Goal:
Give the data below again, word for word.

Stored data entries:
-----
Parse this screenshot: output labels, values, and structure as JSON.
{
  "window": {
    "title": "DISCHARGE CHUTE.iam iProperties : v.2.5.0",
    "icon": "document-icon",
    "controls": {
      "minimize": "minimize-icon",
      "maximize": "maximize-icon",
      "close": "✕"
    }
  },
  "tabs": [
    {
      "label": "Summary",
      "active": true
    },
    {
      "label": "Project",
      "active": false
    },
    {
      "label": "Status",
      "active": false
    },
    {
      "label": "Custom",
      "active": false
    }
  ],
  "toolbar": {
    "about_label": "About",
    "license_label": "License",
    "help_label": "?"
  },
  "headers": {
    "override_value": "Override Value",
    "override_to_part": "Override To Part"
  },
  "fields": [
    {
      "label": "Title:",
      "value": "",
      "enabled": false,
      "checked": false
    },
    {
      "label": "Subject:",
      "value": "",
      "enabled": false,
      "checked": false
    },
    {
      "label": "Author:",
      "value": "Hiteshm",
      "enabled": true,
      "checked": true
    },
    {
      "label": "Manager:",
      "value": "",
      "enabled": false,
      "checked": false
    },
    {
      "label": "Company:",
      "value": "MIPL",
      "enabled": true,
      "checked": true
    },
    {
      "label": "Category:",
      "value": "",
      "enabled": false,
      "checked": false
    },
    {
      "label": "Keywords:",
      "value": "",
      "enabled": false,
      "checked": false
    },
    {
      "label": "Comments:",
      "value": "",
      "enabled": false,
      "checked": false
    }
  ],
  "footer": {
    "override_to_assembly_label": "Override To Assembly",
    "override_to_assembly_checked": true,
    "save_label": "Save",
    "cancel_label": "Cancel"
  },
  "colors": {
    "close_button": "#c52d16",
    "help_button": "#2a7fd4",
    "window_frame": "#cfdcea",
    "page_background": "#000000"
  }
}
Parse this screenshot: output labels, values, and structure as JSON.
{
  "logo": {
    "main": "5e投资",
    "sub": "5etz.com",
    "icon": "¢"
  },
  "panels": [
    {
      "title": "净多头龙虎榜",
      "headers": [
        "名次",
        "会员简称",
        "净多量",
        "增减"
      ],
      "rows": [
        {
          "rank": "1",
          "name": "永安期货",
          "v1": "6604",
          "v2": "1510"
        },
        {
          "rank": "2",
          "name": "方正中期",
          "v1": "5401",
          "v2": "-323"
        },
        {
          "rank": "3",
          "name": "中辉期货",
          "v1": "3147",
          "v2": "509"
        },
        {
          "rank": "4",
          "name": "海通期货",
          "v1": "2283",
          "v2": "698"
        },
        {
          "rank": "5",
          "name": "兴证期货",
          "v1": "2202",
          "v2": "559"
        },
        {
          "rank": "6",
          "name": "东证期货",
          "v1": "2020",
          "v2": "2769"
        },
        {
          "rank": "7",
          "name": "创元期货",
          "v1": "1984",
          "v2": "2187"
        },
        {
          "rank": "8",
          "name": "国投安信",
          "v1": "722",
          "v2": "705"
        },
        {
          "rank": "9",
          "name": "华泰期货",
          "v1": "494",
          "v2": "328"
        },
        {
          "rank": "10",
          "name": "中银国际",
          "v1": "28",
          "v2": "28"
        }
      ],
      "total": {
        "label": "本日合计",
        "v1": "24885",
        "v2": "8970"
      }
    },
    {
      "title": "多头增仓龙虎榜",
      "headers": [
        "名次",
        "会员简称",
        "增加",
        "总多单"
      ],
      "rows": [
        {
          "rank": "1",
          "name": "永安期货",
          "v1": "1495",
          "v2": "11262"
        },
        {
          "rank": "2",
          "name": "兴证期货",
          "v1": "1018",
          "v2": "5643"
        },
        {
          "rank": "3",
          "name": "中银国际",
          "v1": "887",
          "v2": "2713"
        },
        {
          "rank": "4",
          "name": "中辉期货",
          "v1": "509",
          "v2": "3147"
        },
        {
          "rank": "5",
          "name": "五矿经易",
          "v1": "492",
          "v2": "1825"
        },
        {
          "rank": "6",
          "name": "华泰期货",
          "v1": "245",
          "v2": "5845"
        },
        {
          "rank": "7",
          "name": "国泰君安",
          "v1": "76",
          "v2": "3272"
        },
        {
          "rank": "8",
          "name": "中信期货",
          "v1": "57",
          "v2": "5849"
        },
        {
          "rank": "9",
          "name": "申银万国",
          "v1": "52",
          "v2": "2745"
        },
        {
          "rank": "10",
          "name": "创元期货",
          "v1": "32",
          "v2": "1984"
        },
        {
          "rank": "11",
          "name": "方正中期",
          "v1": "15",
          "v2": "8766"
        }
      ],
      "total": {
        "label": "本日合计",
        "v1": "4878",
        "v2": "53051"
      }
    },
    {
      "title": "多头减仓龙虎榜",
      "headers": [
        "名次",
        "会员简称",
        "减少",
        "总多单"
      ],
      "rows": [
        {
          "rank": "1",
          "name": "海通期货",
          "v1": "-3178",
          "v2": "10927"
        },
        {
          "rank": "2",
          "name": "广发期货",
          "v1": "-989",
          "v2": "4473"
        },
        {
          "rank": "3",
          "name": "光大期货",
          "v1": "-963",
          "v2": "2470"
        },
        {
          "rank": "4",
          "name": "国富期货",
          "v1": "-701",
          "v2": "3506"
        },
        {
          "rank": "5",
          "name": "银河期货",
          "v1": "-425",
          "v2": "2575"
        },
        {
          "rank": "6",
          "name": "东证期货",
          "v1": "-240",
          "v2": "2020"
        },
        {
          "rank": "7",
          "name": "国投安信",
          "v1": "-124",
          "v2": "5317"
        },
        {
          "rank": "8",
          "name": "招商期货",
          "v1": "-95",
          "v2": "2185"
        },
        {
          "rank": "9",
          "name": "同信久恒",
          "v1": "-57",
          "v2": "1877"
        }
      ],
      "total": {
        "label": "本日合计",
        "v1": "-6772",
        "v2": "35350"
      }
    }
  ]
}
-----
Problem solution:
Parse this screenshot: output labels, values, and structure as JSON.
{
  "window": {
    "title": "DISCHARGE CHUTE.iam iProperties : v.2.5.0",
    "icon": "document-icon",
    "controls": {
      "minimize": "minimize-icon",
      "maximize": "maximize-icon",
      "close": "✕"
    }
  },
  "tabs": [
    {
      "label": "Summary",
      "active": true
    },
    {
      "label": "Project",
      "active": false
    },
    {
      "label": "Status",
      "active": false
    },
    {
      "label": "Custom",
      "active": false
    }
  ],
  "toolbar": {
    "about_label": "About",
    "license_label": "License",
    "help_label": "?"
  },
  "headers": {
    "override_value": "Override Value",
    "override_to_part": "Override To Part"
  },
  "fields": [
    {
      "label": "Title:",
      "value": "",
      "enabled": false,
      "checked": false
    },
    {
      "label": "Subject:",
      "value": "",
      "enabled": false,
      "checked": false
    },
    {
      "label": "Author:",
      "value": "Hiteshm",
      "enabled": true,
      "checked": true
    },
    {
      "label": "Manager:",
      "value": "",
      "enabled": false,
      "checked": false
    },
    {
      "label": "Company:",
      "value": "MIPL",
      "enabled": true,
      "checked": true
    },
    {
      "label": "Category:",
      "value": "",
      "enabled": false,
      "checked": false
    },
    {
      "label": "Keywords:",
      "value": "",
      "enabled": false,
      "checked": false
    },
    {
      "label": "Comments:",
      "value": "",
      "enabled": false,
      "checked": false
    }
  ],
  "footer": {
    "override_to_assembly_label": "Override To Assembly",
    "override_to_assembly_checked": true,
    "save_label": "Save",
    "cancel_label": "Cancel"
  },
  "colors": {
    "close_button": "#c52d16",
    "help_button": "#2a7fd4",
    "window_frame": "#cfdcea",
    "page_background": "#000000"
  }
}
Parse this screenshot: output labels, values, and structure as JSON.
{
  "logo": {
    "main": "5e投资",
    "sub": "5etz.com",
    "icon": "¢"
  },
  "panels": [
    {
      "title": "净多头龙虎榜",
      "headers": [
        "名次",
        "会员简称",
        "净多量",
        "增减"
      ],
      "rows": [
        {
          "rank": "1",
          "name": "永安期货",
          "v1": "6604",
          "v2": "1510"
        },
        {
          "rank": "2",
          "name": "方正中期",
          "v1": "5401",
          "v2": "-323"
        },
        {
          "rank": "3",
          "name": "中辉期货",
          "v1": "3147",
          "v2": "509"
        },
        {
          "rank": "4",
          "name": "海通期货",
          "v1": "2283",
          "v2": "698"
        },
        {
          "rank": "5",
          "name": "兴证期货",
          "v1": "2202",
          "v2": "559"
        },
        {
          "rank": "6",
          "name": "东证期货",
          "v1": "2020",
          "v2": "2769"
        },
        {
          "rank": "7",
          "name": "创元期货",
          "v1": "1984",
          "v2": "2187"
        },
        {
          "rank": "8",
          "name": "国投安信",
          "v1": "722",
          "v2": "705"
        },
        {
          "rank": "9",
          "name": "华泰期货",
          "v1": "494",
          "v2": "328"
        },
        {
          "rank": "10",
          "name": "中银国际",
          "v1": "28",
          "v2": "28"
        }
      ],
      "total": {
        "label": "本日合计",
        "v1": "24885",
        "v2": "8970"
      }
    },
    {
      "title": "多头增仓龙虎榜",
      "headers": [
        "名次",
        "会员简称",
        "增加",
        "总多单"
      ],
      "rows": [
        {
          "rank": "1",
          "name": "永安期货",
          "v1": "1495",
          "v2": "11262"
        },
        {
          "rank": "2",
          "name": "兴证期货",
          "v1": "1018",
          "v2": "5643"
        },
        {
          "rank": "3",
          "name": "中银国际",
          "v1": "887",
          "v2": "2713"
        },
        {
          "rank": "4",
          "name": "中辉期货",
          "v1": "509",
          "v2": "3147"
        },
        {
          "rank": "5",
          "name": "五矿经易",
          "v1": "492",
          "v2": "1825"
        },
        {
          "rank": "6",
          "name": "华泰期货",
          "v1": "245",
          "v2": "5845"
        },
        {
          "rank": "7",
          "name": "国泰君安",
          "v1": "76",
          "v2": "3272"
        },
        {
          "rank": "8",
          "name": "中信期货",
          "v1": "57",
          "v2": "5849"
        },
        {
          "rank": "9",
          "name": "申银万国",
          "v1": "52",
          "v2": "2745"
        },
        {
          "rank": "10",
          "name": "创元期货",
          "v1": "32",
          "v2": "1984"
        },
        {
          "rank": "11",
          "name": "方正中期",
          "v1": "15",
          "v2": "8766"
        }
      ],
      "total": {
        "label": "本日合计",
        "v1": "4878",
        "v2": "53051"
      }
    },
    {
      "title": "多头减仓龙虎榜",
      "headers": [
        "名次",
        "会员简称",
        "减少",
        "总多单"
      ],
      "rows": [
        {
          "rank": "1",
          "name": "海通期货",
          "v1": "-3178",
          "v2": "10927"
        },
        {
          "rank": "2",
          "name": "广发期货",
          "v1": "-989",
          "v2": "4473"
        },
        {
          "rank": "3",
          "name": "光大期货",
          "v1": "-963",
          "v2": "2470"
        },
        {
          "rank": "4",
          "name": "国富期货",
          "v1": "-701",
          "v2": "3506"
        },
        {
          "rank": "5",
          "name": "银河期货",
          "v1": "-425",
          "v2": "2575"
        },
        {
          "rank": "6",
          "name": "东证期货",
          "v1": "-240",
          "v2": "2020"
        },
        {
          "rank": "7",
          "name": "国投安信",
          "v1": "-124",
          "v2": "5317"
        },
        {
          "rank": "8",
          "name": "招商期货",
          "v1": "-95",
          "v2": "2185"
        },
        {
          "rank": "9",
          "name": "同信久恒",
          "v1": "-57",
          "v2": "1877"
        }
      ],
      "total": {
        "label": "本日合计",
        "v1": "-6772",
        "v2": "35350"
      }
    }
  ]
}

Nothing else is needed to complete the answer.